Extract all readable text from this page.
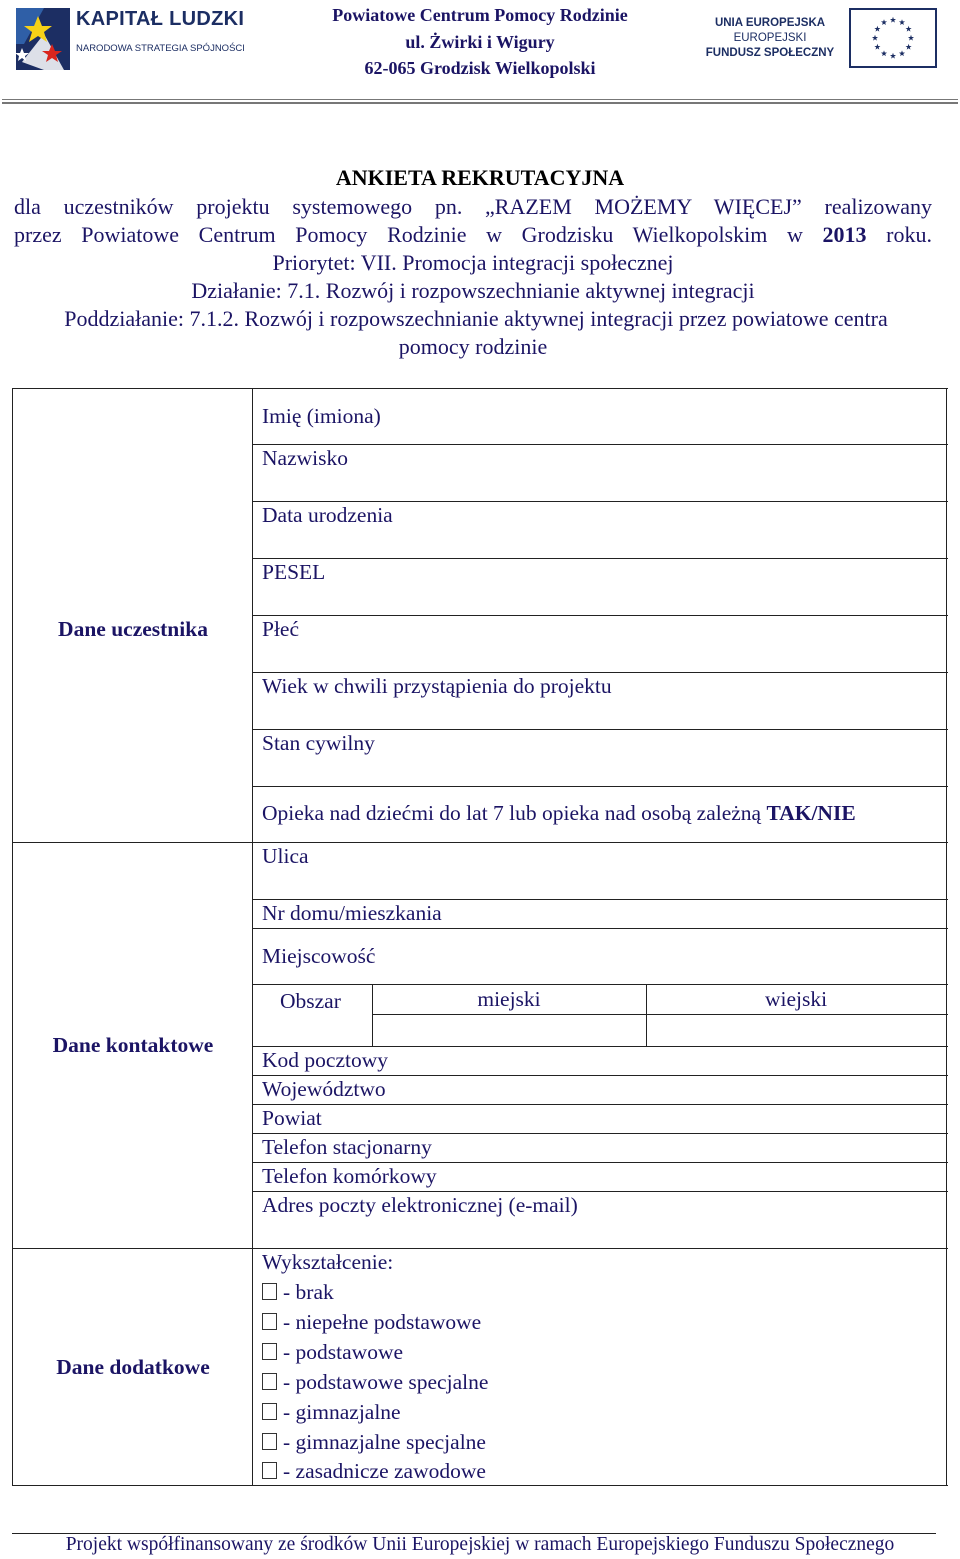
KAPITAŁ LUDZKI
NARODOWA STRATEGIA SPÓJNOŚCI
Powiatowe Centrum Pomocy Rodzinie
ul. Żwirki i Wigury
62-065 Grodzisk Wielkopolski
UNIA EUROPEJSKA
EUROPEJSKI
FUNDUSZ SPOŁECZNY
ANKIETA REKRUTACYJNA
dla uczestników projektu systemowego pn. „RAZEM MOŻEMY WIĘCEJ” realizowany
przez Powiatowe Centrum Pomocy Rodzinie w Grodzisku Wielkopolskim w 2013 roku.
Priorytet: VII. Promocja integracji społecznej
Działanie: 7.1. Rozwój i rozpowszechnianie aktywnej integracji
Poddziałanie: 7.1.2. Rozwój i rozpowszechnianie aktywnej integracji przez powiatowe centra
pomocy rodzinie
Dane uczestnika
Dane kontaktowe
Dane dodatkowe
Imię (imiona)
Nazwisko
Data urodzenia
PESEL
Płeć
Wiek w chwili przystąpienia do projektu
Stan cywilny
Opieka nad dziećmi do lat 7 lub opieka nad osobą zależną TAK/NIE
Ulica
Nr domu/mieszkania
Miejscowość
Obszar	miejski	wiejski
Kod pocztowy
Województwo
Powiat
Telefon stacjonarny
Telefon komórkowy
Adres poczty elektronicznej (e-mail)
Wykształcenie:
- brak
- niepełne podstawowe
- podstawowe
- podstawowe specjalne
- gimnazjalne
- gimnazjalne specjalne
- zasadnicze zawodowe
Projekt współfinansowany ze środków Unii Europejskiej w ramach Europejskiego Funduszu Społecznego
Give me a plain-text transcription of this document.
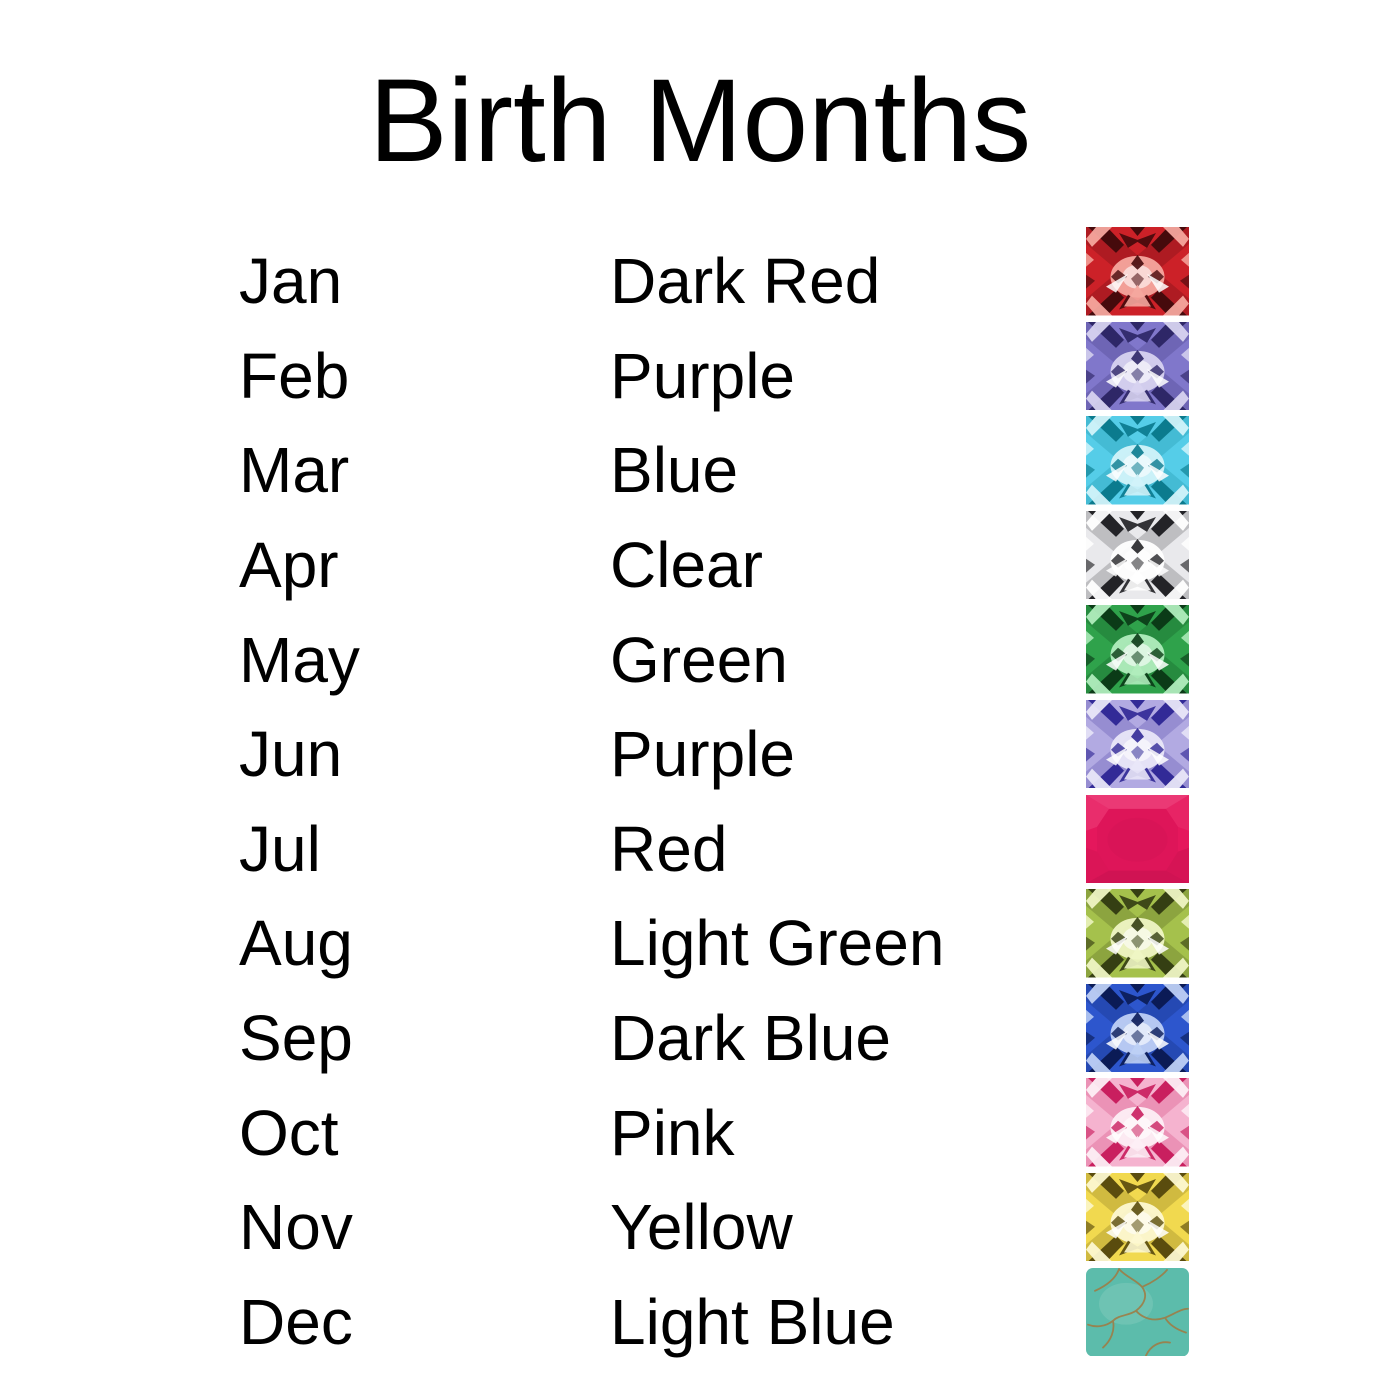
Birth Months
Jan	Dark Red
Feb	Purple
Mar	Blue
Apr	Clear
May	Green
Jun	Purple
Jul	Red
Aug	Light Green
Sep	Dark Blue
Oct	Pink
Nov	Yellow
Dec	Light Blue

——————————

§ **Exercise**:
Examine the records and pull out every line where the string "text" occurs.

§ **Result**:
Extract all readable text from this page.
Give me a plain-text transcription of this document.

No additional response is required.